BRIEF ▸ Quote the whole listing exactly. Leave the pictures out of your copy.
-- AVAILABLE RECORDS start --
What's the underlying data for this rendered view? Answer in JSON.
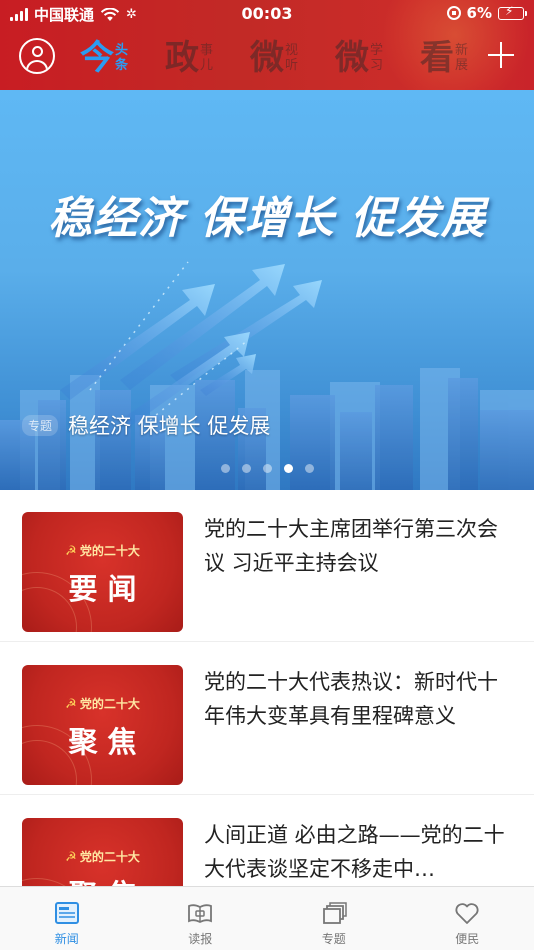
{
  "status_bar": {
    "carrier": "中国联通",
    "time": "00:03",
    "battery": "6%"
  },
  "channels": [
    {
      "big": "今",
      "small_top": "头",
      "small_bottom": "条",
      "active": true
    },
    {
      "big": "政",
      "small_top": "事",
      "small_bottom": "儿",
      "active": false
    },
    {
      "big": "微",
      "small_top": "视",
      "small_bottom": "听",
      "active": false
    },
    {
      "big": "微",
      "small_top": "学",
      "small_bottom": "习",
      "active": false
    },
    {
      "big": "看",
      "small_top": "新",
      "small_bottom": "展",
      "active": false
    }
  ],
  "banner": {
    "headline": "稳经济 保增长 促发展",
    "tag": "专题",
    "caption": "稳经济 保增长 促发展",
    "slide_count": 5,
    "active_slide": 4
  },
  "news": [
    {
      "thumb_party": "党的二十大",
      "thumb_label": "要闻",
      "title": "党的二十大主席团举行第三次会议 习近平主持会议"
    },
    {
      "thumb_party": "党的二十大",
      "thumb_label": "聚焦",
      "title": "党的二十大代表热议：新时代十年伟大变革具有里程碑意义"
    },
    {
      "thumb_party": "党的二十大",
      "thumb_label": "聚焦",
      "title": "人间正道 必由之路——党的二十大代表谈坚定不移走中…"
    }
  ],
  "tabs": [
    {
      "label": "新闻",
      "icon": "news-icon",
      "active": true
    },
    {
      "label": "读报",
      "icon": "newspaper-icon",
      "active": false
    },
    {
      "label": "专题",
      "icon": "stack-icon",
      "active": false
    },
    {
      "label": "便民",
      "icon": "heart-icon",
      "active": false
    }
  ],
  "colors": {
    "header_red": "#c81d23",
    "active_blue": "#2b9cf2",
    "thumb_red": "#c02620",
    "tab_active": "#2f8fe3"
  }
}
-- AVAILABLE RECORDS end --
RESULT OF THIS EXERCISE ▸
What's the underlying data for this rendered view? Answer in JSON.
{
  "status_bar": {
    "carrier": "中国联通",
    "time": "00:03",
    "battery": "6%"
  },
  "channels": [
    {
      "big": "今",
      "small_top": "头",
      "small_bottom": "条",
      "active": true
    },
    {
      "big": "政",
      "small_top": "事",
      "small_bottom": "儿",
      "active": false
    },
    {
      "big": "微",
      "small_top": "视",
      "small_bottom": "听",
      "active": false
    },
    {
      "big": "微",
      "small_top": "学",
      "small_bottom": "习",
      "active": false
    },
    {
      "big": "看",
      "small_top": "新",
      "small_bottom": "展",
      "active": false
    }
  ],
  "banner": {
    "headline": "稳经济 保增长 促发展",
    "tag": "专题",
    "caption": "稳经济 保增长 促发展",
    "slide_count": 5,
    "active_slide": 4
  },
  "news": [
    {
      "thumb_party": "党的二十大",
      "thumb_label": "要闻",
      "title": "党的二十大主席团举行第三次会议 习近平主持会议"
    },
    {
      "thumb_party": "党的二十大",
      "thumb_label": "聚焦",
      "title": "党的二十大代表热议：新时代十年伟大变革具有里程碑意义"
    },
    {
      "thumb_party": "党的二十大",
      "thumb_label": "聚焦",
      "title": "人间正道 必由之路——党的二十大代表谈坚定不移走中…"
    }
  ],
  "tabs": [
    {
      "label": "新闻",
      "icon": "news-icon",
      "active": true
    },
    {
      "label": "读报",
      "icon": "newspaper-icon",
      "active": false
    },
    {
      "label": "专题",
      "icon": "stack-icon",
      "active": false
    },
    {
      "label": "便民",
      "icon": "heart-icon",
      "active": false
    }
  ],
  "colors": {
    "header_red": "#c81d23",
    "active_blue": "#2b9cf2",
    "thumb_red": "#c02620",
    "tab_active": "#2f8fe3"
  }
}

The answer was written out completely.